WHAT YOU WILL DO ::
Produce a verbatim copy of the entries listed below.
○ ○ ○ ○ ○
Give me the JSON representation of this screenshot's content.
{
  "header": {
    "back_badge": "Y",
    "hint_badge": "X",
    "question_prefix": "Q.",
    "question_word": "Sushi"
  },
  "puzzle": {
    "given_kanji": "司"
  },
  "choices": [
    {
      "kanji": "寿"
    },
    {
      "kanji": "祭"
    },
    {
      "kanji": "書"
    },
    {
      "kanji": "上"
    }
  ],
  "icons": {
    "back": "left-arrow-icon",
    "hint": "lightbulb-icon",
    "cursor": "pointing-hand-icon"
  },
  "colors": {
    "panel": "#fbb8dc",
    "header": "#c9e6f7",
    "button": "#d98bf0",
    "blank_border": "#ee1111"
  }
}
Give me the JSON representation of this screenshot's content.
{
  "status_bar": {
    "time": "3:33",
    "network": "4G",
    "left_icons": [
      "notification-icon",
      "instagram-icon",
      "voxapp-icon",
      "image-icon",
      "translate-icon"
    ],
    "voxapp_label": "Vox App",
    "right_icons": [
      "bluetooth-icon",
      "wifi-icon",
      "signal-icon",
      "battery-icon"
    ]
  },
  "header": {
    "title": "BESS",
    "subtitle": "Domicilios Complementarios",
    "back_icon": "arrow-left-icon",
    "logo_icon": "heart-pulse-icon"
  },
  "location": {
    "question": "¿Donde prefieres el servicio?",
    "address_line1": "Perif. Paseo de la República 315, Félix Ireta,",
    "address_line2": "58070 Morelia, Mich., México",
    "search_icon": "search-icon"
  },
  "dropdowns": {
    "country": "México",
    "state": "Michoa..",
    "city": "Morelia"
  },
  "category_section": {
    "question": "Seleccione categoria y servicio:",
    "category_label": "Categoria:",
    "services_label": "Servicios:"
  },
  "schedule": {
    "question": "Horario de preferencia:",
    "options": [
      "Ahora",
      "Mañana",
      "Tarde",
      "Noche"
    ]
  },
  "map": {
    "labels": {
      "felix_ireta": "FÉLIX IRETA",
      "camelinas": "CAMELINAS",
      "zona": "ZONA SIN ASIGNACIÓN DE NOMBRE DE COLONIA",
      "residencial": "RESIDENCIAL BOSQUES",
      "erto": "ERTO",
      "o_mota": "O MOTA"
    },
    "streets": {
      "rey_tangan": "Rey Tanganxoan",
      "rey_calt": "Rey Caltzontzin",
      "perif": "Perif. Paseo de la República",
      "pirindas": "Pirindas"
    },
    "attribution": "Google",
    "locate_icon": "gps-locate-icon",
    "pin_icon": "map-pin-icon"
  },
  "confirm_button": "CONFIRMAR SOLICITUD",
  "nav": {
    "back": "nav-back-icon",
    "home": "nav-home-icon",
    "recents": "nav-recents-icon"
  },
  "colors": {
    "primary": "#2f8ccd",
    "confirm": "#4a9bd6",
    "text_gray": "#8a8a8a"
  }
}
○ ○ ○ ○ ○
RESPONSE TO THE TASK ::
Give me the JSON representation of this screenshot's content.
{
  "header": {
    "back_badge": "Y",
    "hint_badge": "X",
    "question_prefix": "Q.",
    "question_word": "Sushi"
  },
  "puzzle": {
    "given_kanji": "司"
  },
  "choices": [
    {
      "kanji": "寿"
    },
    {
      "kanji": "祭"
    },
    {
      "kanji": "書"
    },
    {
      "kanji": "上"
    }
  ],
  "icons": {
    "back": "left-arrow-icon",
    "hint": "lightbulb-icon",
    "cursor": "pointing-hand-icon"
  },
  "colors": {
    "panel": "#fbb8dc",
    "header": "#c9e6f7",
    "button": "#d98bf0",
    "blank_border": "#ee1111"
  }
}
Give me the JSON representation of this screenshot's content.
{
  "status_bar": {
    "time": "3:33",
    "network": "4G",
    "left_icons": [
      "notification-icon",
      "instagram-icon",
      "voxapp-icon",
      "image-icon",
      "translate-icon"
    ],
    "voxapp_label": "Vox App",
    "right_icons": [
      "bluetooth-icon",
      "wifi-icon",
      "signal-icon",
      "battery-icon"
    ]
  },
  "header": {
    "title": "BESS",
    "subtitle": "Domicilios Complementarios",
    "back_icon": "arrow-left-icon",
    "logo_icon": "heart-pulse-icon"
  },
  "location": {
    "question": "¿Donde prefieres el servicio?",
    "address_line1": "Perif. Paseo de la República 315, Félix Ireta,",
    "address_line2": "58070 Morelia, Mich., México",
    "search_icon": "search-icon"
  },
  "dropdowns": {
    "country": "México",
    "state": "Michoa..",
    "city": "Morelia"
  },
  "category_section": {
    "question": "Seleccione categoria y servicio:",
    "category_label": "Categoria:",
    "services_label": "Servicios:"
  },
  "schedule": {
    "question": "Horario de preferencia:",
    "options": [
      "Ahora",
      "Mañana",
      "Tarde",
      "Noche"
    ]
  },
  "map": {
    "labels": {
      "felix_ireta": "FÉLIX IRETA",
      "camelinas": "CAMELINAS",
      "zona": "ZONA SIN ASIGNACIÓN DE NOMBRE DE COLONIA",
      "residencial": "RESIDENCIAL BOSQUES",
      "erto": "ERTO",
      "o_mota": "O MOTA"
    },
    "streets": {
      "rey_tangan": "Rey Tanganxoan",
      "rey_calt": "Rey Caltzontzin",
      "perif": "Perif. Paseo de la República",
      "pirindas": "Pirindas"
    },
    "attribution": "Google",
    "locate_icon": "gps-locate-icon",
    "pin_icon": "map-pin-icon"
  },
  "confirm_button": "CONFIRMAR SOLICITUD",
  "nav": {
    "back": "nav-back-icon",
    "home": "nav-home-icon",
    "recents": "nav-recents-icon"
  },
  "colors": {
    "primary": "#2f8ccd",
    "confirm": "#4a9bd6",
    "text_gray": "#8a8a8a"
  }
}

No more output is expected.